Written problem: Each line of the material below that holds the word "color" needs to be copied.

Entries with figure data
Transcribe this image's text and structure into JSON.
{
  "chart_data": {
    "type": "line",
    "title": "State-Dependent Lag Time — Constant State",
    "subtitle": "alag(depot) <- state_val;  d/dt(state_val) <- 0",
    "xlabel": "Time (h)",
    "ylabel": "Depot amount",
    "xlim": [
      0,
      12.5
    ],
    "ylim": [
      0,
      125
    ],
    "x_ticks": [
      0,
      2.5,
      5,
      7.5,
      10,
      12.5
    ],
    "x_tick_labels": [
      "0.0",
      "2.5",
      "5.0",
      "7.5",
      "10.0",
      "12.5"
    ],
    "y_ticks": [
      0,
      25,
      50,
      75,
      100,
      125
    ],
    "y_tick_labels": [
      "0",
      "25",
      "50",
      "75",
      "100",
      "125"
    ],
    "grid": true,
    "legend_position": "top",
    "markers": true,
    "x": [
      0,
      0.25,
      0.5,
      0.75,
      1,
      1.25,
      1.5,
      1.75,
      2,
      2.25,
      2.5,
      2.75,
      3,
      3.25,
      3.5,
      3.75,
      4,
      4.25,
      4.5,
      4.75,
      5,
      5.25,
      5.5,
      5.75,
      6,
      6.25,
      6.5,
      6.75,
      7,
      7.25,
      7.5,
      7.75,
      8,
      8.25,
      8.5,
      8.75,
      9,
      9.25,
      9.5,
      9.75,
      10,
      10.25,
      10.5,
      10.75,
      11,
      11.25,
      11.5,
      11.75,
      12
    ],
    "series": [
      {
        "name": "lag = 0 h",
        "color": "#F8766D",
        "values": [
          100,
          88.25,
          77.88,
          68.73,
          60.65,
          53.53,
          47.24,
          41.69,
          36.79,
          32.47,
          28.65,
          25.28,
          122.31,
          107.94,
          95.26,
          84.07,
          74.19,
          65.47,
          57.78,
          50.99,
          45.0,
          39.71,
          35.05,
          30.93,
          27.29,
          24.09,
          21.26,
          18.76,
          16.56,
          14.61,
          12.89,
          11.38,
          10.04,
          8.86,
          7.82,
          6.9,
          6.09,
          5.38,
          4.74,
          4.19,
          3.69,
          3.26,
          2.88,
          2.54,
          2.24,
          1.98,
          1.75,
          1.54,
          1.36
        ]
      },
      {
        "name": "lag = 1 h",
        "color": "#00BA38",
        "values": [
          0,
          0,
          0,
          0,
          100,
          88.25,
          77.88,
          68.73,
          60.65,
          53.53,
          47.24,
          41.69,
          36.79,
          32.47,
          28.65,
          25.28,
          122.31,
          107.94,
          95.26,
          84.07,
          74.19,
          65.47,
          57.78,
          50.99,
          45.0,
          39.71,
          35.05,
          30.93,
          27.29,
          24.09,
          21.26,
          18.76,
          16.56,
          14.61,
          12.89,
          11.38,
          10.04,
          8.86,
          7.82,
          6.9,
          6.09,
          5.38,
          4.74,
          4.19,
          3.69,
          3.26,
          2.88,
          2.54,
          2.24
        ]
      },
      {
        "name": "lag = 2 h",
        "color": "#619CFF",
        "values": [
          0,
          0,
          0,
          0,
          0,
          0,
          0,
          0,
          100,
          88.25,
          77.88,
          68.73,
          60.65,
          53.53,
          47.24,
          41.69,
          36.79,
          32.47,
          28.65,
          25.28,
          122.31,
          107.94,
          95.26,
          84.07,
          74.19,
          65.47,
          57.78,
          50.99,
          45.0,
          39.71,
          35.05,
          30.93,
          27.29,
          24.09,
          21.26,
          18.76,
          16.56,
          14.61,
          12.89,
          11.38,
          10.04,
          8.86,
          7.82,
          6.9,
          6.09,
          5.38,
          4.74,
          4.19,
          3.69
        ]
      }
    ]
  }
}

Written response:
        "color": "#F8766D",
        "color": "#00BA38",
        "color": "#619CFF",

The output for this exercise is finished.